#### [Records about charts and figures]
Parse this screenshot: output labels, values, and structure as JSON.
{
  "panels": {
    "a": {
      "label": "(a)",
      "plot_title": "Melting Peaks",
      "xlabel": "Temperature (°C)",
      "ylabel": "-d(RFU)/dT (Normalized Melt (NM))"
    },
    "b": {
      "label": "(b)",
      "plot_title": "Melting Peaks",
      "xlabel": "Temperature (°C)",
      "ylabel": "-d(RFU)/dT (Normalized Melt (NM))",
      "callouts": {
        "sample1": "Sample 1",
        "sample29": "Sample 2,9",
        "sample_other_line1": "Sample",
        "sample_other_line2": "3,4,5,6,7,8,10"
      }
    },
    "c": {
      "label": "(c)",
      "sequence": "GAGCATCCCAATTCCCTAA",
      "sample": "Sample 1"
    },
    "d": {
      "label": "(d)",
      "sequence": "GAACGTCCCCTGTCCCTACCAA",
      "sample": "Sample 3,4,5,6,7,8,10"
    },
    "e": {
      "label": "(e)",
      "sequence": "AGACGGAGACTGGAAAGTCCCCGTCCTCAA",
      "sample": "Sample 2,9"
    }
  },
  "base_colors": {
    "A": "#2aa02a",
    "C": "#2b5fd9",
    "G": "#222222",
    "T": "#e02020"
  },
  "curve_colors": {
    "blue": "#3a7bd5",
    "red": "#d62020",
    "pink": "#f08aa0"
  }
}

#### [Task description]
Make an exact copy of the records.

#### [Exercise result]
Parse this screenshot: output labels, values, and structure as JSON.
{
  "panels": {
    "a": {
      "label": "(a)",
      "plot_title": "Melting Peaks",
      "xlabel": "Temperature (°C)",
      "ylabel": "-d(RFU)/dT (Normalized Melt (NM))"
    },
    "b": {
      "label": "(b)",
      "plot_title": "Melting Peaks",
      "xlabel": "Temperature (°C)",
      "ylabel": "-d(RFU)/dT (Normalized Melt (NM))",
      "callouts": {
        "sample1": "Sample 1",
        "sample29": "Sample 2,9",
        "sample_other_line1": "Sample",
        "sample_other_line2": "3,4,5,6,7,8,10"
      }
    },
    "c": {
      "label": "(c)",
      "sequence": "GAGCATCCCAATTCCCTAA",
      "sample": "Sample 1"
    },
    "d": {
      "label": "(d)",
      "sequence": "GAACGTCCCCTGTCCCTACCAA",
      "sample": "Sample 3,4,5,6,7,8,10"
    },
    "e": {
      "label": "(e)",
      "sequence": "AGACGGAGACTGGAAAGTCCCCGTCCTCAA",
      "sample": "Sample 2,9"
    }
  },
  "base_colors": {
    "A": "#2aa02a",
    "C": "#2b5fd9",
    "G": "#222222",
    "T": "#e02020"
  },
  "curve_colors": {
    "blue": "#3a7bd5",
    "red": "#d62020",
    "pink": "#f08aa0"
  }
}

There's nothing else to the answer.